### STATED EXERCISE
Copy out every line that contains "gamma".

Entries from a dataset
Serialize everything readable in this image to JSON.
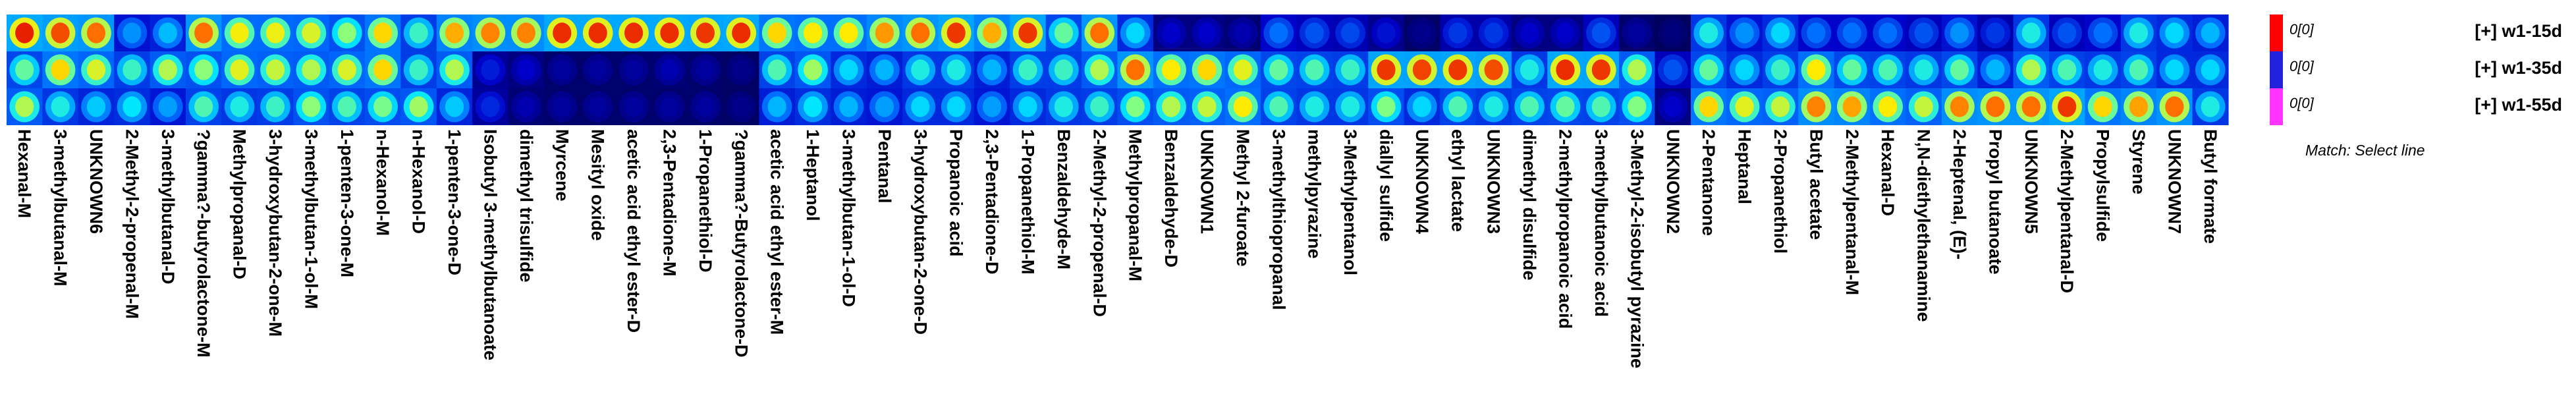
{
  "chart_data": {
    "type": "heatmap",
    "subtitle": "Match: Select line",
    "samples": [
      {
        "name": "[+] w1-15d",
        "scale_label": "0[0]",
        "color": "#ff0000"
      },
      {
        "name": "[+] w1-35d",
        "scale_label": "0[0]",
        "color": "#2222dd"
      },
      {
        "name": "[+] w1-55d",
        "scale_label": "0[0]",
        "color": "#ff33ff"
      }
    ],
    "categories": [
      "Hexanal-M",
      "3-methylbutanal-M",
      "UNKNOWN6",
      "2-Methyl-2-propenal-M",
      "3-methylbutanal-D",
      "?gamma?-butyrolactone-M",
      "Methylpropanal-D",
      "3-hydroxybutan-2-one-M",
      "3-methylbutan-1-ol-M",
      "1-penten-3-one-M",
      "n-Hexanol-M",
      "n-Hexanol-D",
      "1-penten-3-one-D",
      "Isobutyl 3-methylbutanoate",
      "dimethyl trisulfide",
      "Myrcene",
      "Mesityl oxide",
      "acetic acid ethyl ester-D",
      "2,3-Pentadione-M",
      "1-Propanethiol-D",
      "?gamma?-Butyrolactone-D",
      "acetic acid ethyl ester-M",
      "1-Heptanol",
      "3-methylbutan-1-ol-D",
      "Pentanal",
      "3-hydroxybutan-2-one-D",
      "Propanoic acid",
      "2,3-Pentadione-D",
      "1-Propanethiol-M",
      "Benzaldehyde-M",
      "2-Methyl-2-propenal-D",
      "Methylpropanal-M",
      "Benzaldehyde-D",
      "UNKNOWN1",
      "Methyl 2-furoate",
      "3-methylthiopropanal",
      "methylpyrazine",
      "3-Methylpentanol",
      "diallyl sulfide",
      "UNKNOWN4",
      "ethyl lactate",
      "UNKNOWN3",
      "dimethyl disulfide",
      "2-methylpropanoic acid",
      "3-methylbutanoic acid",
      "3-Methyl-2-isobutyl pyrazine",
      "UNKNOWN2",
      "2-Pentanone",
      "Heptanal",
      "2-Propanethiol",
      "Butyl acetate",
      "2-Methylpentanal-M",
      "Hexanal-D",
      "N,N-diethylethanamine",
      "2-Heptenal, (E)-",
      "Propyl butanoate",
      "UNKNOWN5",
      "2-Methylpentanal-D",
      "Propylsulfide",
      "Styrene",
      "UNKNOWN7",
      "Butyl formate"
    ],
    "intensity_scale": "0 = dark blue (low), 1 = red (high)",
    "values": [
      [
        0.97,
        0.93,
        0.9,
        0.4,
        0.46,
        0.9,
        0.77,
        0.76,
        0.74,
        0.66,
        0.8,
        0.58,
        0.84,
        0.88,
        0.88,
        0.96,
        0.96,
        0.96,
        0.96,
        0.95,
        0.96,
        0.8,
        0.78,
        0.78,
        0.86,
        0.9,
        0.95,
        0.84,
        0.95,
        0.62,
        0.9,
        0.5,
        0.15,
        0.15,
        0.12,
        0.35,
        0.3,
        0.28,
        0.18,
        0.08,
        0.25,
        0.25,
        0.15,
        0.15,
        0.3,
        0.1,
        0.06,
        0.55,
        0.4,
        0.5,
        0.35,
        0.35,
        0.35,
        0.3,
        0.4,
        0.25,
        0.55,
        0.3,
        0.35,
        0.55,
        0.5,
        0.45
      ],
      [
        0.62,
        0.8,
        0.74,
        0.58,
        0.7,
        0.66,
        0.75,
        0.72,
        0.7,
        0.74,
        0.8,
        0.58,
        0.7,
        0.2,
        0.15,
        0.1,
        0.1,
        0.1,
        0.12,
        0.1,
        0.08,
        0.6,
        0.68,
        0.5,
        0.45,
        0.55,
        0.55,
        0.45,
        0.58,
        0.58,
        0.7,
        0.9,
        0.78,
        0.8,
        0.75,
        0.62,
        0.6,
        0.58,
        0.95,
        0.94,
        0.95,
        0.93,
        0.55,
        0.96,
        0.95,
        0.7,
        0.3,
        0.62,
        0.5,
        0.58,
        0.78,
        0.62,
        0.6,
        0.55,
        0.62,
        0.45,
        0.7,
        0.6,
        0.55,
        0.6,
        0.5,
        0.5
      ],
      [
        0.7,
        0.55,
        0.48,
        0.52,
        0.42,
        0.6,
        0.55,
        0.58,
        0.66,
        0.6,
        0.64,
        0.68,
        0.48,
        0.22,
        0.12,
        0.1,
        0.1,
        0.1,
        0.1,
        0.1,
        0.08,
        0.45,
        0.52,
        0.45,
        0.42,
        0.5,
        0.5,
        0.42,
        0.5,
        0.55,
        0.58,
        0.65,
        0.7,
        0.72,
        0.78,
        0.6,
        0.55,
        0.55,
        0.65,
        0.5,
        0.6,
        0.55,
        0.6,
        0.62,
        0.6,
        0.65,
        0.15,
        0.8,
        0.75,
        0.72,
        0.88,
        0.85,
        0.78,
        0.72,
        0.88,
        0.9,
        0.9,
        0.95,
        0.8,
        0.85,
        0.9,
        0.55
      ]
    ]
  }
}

* * *

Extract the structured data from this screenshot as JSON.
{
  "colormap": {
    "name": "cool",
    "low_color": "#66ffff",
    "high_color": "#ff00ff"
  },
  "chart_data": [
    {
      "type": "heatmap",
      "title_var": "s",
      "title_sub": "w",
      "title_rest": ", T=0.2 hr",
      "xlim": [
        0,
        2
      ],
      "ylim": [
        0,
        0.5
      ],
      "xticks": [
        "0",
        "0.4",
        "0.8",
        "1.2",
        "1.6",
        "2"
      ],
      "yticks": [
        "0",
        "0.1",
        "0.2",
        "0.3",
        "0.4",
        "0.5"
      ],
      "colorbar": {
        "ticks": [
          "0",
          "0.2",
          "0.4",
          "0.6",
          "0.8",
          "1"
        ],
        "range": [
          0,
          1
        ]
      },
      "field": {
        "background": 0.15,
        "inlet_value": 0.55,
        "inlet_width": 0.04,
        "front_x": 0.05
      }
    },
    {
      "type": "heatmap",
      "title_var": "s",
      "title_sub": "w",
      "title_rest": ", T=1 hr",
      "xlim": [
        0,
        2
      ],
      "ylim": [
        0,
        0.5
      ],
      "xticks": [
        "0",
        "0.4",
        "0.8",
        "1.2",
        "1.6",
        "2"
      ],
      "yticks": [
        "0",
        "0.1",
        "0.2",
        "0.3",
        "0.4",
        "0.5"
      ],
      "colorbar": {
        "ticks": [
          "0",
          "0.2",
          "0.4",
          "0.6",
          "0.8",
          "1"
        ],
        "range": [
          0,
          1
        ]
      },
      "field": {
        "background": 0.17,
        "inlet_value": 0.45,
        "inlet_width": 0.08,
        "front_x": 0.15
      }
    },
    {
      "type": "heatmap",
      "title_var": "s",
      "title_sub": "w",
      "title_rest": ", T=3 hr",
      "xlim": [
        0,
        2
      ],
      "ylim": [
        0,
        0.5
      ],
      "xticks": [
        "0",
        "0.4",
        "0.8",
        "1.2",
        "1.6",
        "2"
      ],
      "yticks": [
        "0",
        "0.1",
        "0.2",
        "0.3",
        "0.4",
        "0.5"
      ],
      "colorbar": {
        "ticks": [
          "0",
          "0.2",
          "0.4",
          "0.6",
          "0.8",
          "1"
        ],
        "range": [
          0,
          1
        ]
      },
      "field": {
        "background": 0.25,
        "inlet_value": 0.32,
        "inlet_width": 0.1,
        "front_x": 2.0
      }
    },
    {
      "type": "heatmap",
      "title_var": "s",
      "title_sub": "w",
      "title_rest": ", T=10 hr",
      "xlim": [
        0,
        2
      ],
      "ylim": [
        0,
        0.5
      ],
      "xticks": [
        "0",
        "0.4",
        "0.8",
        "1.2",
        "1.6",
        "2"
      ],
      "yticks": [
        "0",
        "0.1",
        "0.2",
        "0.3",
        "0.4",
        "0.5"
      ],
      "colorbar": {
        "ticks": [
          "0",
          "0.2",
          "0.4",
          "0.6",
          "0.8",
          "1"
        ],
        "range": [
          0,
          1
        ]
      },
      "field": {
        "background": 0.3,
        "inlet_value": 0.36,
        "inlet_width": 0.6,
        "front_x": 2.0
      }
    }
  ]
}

==

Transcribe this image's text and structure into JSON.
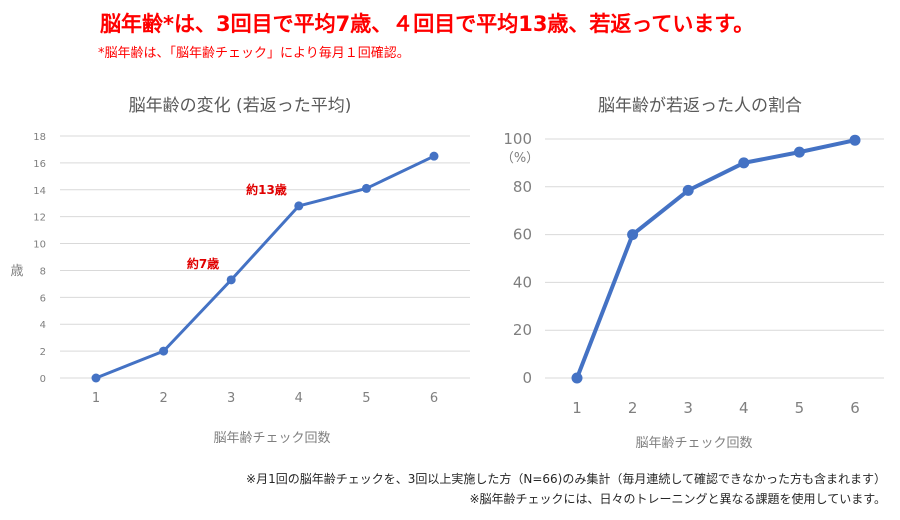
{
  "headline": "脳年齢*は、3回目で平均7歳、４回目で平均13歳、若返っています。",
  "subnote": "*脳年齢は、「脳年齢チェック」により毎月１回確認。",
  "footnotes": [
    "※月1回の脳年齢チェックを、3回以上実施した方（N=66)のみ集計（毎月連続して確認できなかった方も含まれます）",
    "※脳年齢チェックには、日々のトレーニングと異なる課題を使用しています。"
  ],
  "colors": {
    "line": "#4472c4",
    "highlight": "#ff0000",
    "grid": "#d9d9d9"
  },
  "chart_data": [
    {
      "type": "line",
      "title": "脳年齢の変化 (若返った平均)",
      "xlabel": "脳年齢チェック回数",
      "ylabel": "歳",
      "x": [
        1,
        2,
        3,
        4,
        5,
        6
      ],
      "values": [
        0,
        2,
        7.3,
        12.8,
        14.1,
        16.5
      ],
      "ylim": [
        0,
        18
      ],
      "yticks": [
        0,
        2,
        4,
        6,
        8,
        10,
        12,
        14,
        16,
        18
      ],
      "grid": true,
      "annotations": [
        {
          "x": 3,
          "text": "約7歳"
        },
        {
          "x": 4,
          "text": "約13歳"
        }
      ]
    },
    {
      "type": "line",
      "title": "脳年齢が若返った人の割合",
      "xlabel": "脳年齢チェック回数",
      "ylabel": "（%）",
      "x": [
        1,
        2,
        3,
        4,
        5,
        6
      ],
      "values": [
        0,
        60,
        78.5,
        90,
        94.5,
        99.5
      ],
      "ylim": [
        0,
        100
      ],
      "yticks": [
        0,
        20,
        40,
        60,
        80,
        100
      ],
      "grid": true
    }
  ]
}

### WRITTEN SOLUTION
      "?gamma?-butyrolactone-M",
      "?gamma?-Butyrolactone-D",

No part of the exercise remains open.